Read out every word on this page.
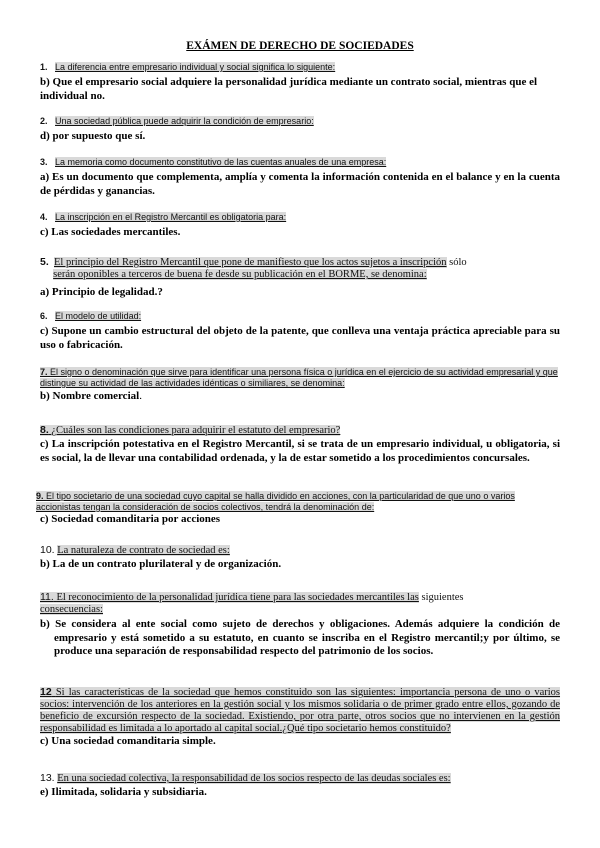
EXÁMEN DE DERECHO DE SOCIEDADES
1. La diferencia entre empresario individual y social significa lo siguiente:
b) Que el empresario social adquiere la personalidad jurídica mediante un contrato social, mientras que el individual no.
2. Una sociedad pública puede adquirir la condición de empresario:
d) por supuesto que sí.
3. La memoria como documento constitutivo de las cuentas anuales de una empresa:
a) Es un documento que complementa, amplía y comenta la información contenida en el balance y en la cuenta de pérdidas y ganancias.
4. La inscripción en el Registro Mercantil es obligatoria para:
c) Las sociedades mercantiles.
5. El principio del Registro Mercantil que pone de manifiesto que los actos sujetos a inscripción sólo
serán oponibles a terceros de buena fe desde su publicación en el BORME, se denomina:
a) Principio de legalidad.?
6. El modelo de utilidad:
c) Supone un cambio estructural del objeto de la patente, que conlleva una ventaja práctica apreciable para su uso o fabricación.
7. El signo o denominación que sirve para identificar una persona física o jurídica en el ejercicio de su actividad empresarial y que distingue su actividad de las actividades idénticas o similiares, se denomina:
b) Nombre comercial.
8. ¿Cuáles son las condiciones para adquirir el estatuto del empresario?
c) La inscripción potestativa en el Registro Mercantil, si se trata de un empresario individual, u obligatoria, si es social, la de llevar una contabilidad ordenada, y la de estar sometido a los procedimientos concursales.
9. El tipo societario de una sociedad cuyo capital se halla dividido en acciones, con la particularidad de que uno o varios accionistas tengan la consideración de socios colectivos, tendrá la denominación de:
c) Sociedad comanditaria por acciones
10. La naturaleza de contrato de sociedad es:
b) La de un contrato plurilateral y de organización.
11. El reconocimiento de la personalidad jurídica tiene para las sociedades mercantiles las siguientes
consecuencias:
b) Se considera al ente social como sujeto de derechos y obligaciones. Además adquiere la condición de empresario y está sometido a su estatuto, en cuanto se inscriba en el Registro mercantil;y por último, se produce una separación de responsabilidad respecto del patrimonio de los socios.
12 Si las características de la sociedad que hemos constituido son las siguientes: importancia persona de uno o varios socios: intervención de los anteriores en la gestión social y los mismos solidaria o de primer grado entre ellos, gozando de beneficio de excursión respecto de la sociedad. Existiendo, por otra parte, otros socios que no intervienen en la gestión responsabilidad es limitada a lo aportado al capital social.¿Qué tipo societario hemos constituido?
c) Una sociedad comanditaria simple.
13. En una sociedad colectiva, la responsabilidad de los socios respecto de las deudas sociales es:
e) Ilimitada, solidaria y subsidiaria.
- - - - -
TASK DESCRIPTION
Identify each line holding the string "personalidad", and copy it out.

RESULT OF THE EXERCISE
b) Que el empresario social adquiere la personalidad jurídica mediante un contrato social, mientras que el individual no.
11. El reconocimiento de la personalidad jurídica tiene para las sociedades mercantiles las siguientes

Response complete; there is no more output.